━━ Input ━━

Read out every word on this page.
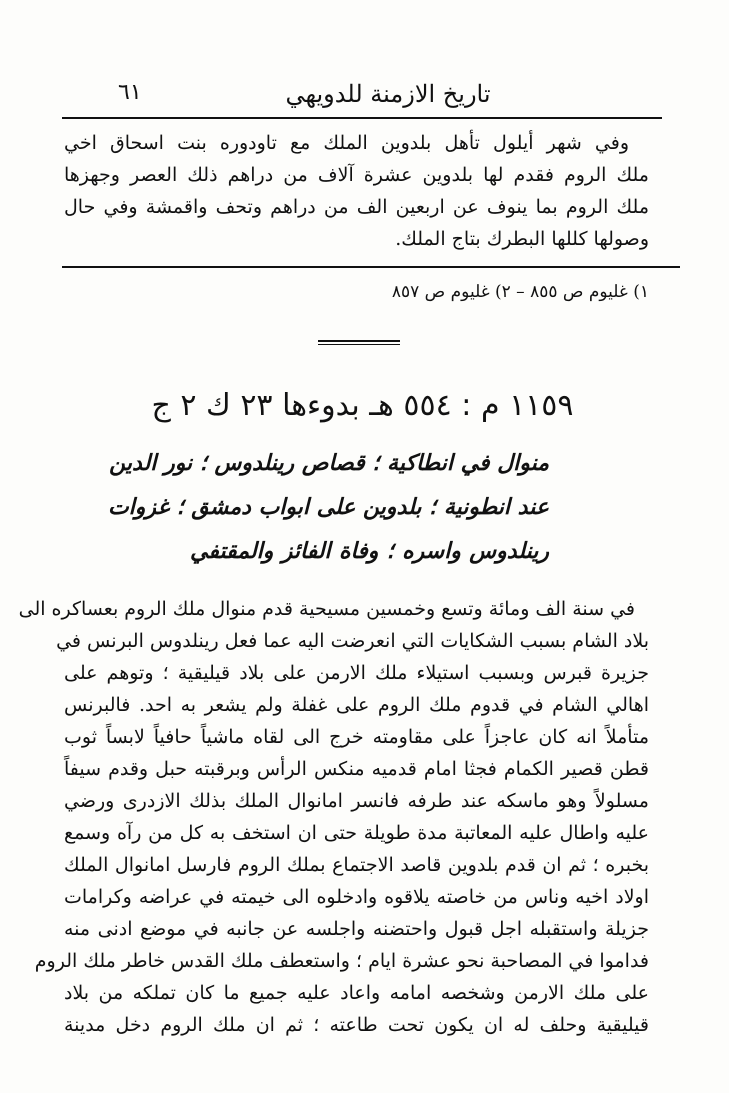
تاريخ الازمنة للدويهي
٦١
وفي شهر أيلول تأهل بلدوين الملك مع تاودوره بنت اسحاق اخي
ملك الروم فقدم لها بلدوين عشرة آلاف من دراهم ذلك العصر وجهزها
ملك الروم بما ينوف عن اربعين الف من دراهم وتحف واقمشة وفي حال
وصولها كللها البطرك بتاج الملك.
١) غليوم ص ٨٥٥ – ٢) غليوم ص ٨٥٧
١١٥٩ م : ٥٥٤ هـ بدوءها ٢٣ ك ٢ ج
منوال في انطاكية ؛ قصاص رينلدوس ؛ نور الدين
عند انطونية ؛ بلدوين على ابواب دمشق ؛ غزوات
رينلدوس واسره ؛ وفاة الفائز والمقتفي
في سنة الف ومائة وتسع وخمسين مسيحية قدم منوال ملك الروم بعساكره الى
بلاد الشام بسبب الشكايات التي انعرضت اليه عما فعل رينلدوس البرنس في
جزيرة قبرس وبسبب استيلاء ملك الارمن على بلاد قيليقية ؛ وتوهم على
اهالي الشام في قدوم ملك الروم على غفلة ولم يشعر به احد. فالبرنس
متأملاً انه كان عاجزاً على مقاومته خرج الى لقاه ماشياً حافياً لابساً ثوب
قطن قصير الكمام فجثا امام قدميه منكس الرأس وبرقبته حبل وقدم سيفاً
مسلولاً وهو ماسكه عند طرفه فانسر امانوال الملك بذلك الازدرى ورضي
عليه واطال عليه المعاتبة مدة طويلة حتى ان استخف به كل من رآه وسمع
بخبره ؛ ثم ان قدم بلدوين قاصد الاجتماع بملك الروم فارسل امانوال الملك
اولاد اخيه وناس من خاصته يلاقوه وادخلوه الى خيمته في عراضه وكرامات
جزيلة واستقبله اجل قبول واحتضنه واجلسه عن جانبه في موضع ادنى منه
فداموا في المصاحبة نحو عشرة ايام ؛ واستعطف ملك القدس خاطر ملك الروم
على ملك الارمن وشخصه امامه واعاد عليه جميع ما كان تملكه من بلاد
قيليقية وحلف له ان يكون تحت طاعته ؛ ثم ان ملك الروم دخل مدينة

━━━
━━ Input ━━

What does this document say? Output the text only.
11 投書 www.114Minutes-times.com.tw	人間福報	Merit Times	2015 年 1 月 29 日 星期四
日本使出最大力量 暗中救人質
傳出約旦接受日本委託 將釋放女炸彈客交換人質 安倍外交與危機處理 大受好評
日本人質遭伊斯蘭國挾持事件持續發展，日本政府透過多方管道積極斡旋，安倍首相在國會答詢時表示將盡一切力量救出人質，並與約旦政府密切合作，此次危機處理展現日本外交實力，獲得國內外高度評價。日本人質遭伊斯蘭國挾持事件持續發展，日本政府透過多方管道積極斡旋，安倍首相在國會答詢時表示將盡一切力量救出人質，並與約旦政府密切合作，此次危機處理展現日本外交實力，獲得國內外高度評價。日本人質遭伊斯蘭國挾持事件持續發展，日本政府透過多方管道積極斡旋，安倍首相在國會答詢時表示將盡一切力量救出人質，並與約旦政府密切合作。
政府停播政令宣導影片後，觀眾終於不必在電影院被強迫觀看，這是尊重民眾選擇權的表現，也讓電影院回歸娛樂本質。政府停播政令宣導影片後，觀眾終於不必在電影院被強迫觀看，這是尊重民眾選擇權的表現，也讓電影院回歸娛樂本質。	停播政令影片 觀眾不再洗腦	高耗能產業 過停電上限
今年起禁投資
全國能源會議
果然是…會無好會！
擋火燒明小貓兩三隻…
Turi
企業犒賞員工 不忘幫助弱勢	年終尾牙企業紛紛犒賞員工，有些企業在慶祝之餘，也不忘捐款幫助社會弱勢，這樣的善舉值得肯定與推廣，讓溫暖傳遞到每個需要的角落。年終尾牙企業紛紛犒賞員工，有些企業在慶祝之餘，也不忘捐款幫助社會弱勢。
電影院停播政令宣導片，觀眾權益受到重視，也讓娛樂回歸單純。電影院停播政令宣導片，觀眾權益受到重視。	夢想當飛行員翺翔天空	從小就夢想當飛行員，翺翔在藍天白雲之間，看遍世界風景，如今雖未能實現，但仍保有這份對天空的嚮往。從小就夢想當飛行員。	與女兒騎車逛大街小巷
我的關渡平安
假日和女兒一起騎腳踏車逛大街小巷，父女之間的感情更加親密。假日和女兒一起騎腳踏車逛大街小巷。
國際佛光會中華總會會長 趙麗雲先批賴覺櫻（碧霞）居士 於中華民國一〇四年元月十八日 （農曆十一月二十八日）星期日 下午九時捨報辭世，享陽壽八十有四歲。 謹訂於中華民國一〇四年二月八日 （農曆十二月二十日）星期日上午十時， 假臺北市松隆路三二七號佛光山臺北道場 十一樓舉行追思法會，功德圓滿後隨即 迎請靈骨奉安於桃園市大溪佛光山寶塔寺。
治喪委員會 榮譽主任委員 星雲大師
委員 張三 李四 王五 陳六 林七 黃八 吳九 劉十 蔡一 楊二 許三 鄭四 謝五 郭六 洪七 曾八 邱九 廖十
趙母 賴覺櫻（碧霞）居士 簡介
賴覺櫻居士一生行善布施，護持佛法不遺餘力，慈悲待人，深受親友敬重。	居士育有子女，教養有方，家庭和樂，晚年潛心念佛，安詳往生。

━━━

From the entries above, copy every line where the word "بلدوين" shows up.

وفي شهر أيلول تأهل بلدوين الملك مع تاودوره بنت اسحاق اخي
ملك الروم فقدم لها بلدوين عشرة آلاف من دراهم ذلك العصر وجهزها
عند انطونية ؛ بلدوين على ابواب دمشق ؛ غزوات
بخبره ؛ ثم ان قدم بلدوين قاصد الاجتماع بملك الروم فارسل امانوال الملك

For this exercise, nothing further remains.